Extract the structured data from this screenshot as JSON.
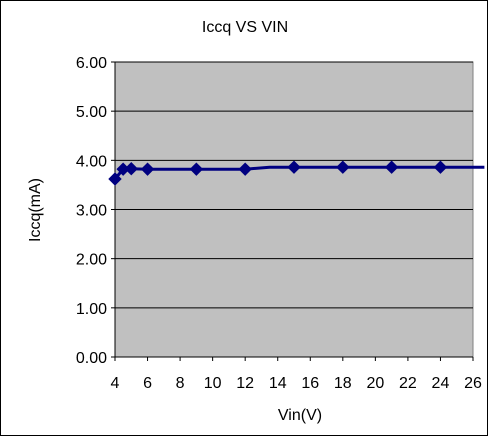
{
  "chart_data": {
    "type": "line",
    "title": "Iccq VS VIN",
    "xlabel": "Vin(V)",
    "ylabel": "Iccq(mA)",
    "xlim": [
      4,
      26
    ],
    "ylim": [
      0,
      6
    ],
    "x_ticks": [
      "4",
      "6",
      "8",
      "10",
      "12",
      "14",
      "16",
      "18",
      "20",
      "22",
      "24",
      "26"
    ],
    "y_ticks": [
      "0.00",
      "1.00",
      "2.00",
      "3.00",
      "4.00",
      "5.00",
      "6.00"
    ],
    "grid": true,
    "series": [
      {
        "color": "#000080",
        "marker": "diamond",
        "x": [
          4,
          4.5,
          5,
          6,
          9,
          12,
          15,
          18,
          21,
          24
        ],
        "y": [
          3.62,
          3.82,
          3.83,
          3.82,
          3.82,
          3.82,
          3.86,
          3.86,
          3.86,
          3.86
        ]
      }
    ],
    "trend_line": {
      "color": "#000080",
      "x": [
        4,
        4.5,
        5,
        6,
        9,
        12,
        13.5,
        15,
        18,
        21,
        24,
        26.7
      ],
      "y": [
        3.62,
        3.82,
        3.83,
        3.82,
        3.82,
        3.82,
        3.86,
        3.86,
        3.86,
        3.86,
        3.86,
        3.86
      ]
    },
    "colors": {
      "plot_background": "#c0c0c0",
      "series": "#000080"
    }
  }
}
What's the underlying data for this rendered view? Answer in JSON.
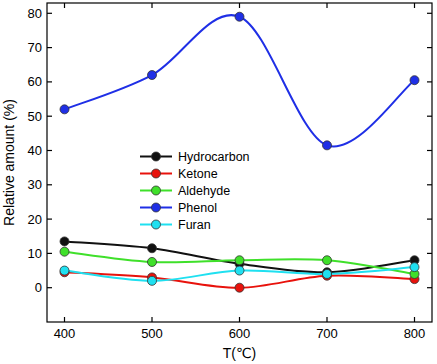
{
  "chart_data": {
    "type": "line",
    "x_label": "T(℃)",
    "y_label": "Relative amount (%)",
    "x": [
      400,
      500,
      600,
      700,
      800
    ],
    "series": [
      {
        "name": "Hydrocarbon",
        "color": "#111111",
        "values": [
          13.5,
          11.5,
          7,
          4.5,
          8
        ]
      },
      {
        "name": "Ketone",
        "color": "#e8120c",
        "values": [
          4.5,
          3,
          0,
          3.5,
          2.5
        ]
      },
      {
        "name": "Aldehyde",
        "color": "#3fe02a",
        "values": [
          10.5,
          7.5,
          8,
          8,
          4
        ]
      },
      {
        "name": "Phenol",
        "color": "#1f2fe6",
        "values": [
          52,
          62,
          79,
          41.5,
          60.5
        ]
      },
      {
        "name": "Furan",
        "color": "#1fe0f0",
        "values": [
          5,
          2,
          5,
          4,
          6
        ]
      }
    ],
    "xlim": [
      380,
      820
    ],
    "ylim": [
      -10,
      83
    ],
    "xticks": [
      400,
      500,
      600,
      700,
      800
    ],
    "yticks": [
      0,
      10,
      20,
      30,
      40,
      50,
      60,
      70,
      80
    ],
    "marker": "circle",
    "line_style": "smooth",
    "legend": "center",
    "grid": false
  }
}
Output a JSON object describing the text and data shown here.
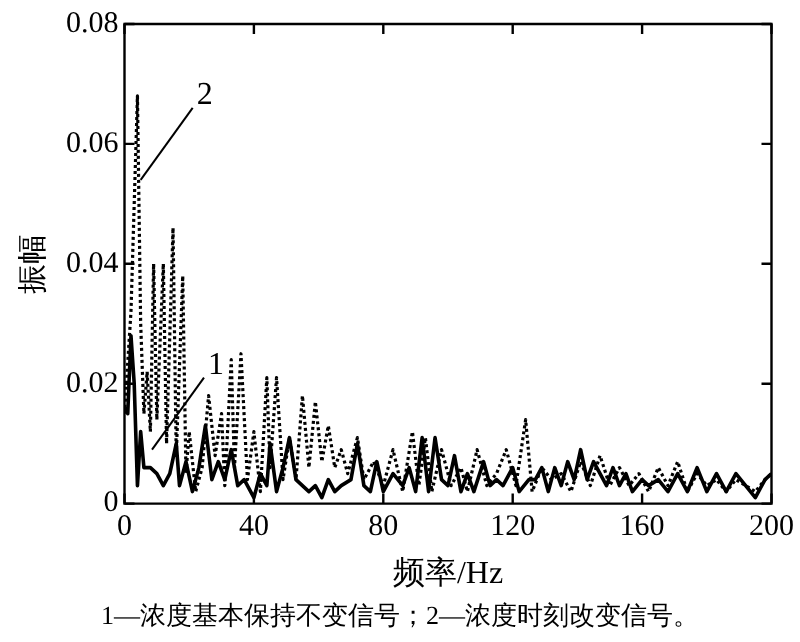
:::::
> [Task objective] Collect the lines that hold "name".

> [Reply]
        "name": "Hydrocarbon",
        "name": "Ketone",
        "name": "Aldehyde",
        "name": "Phenol",
        "name": "Furan",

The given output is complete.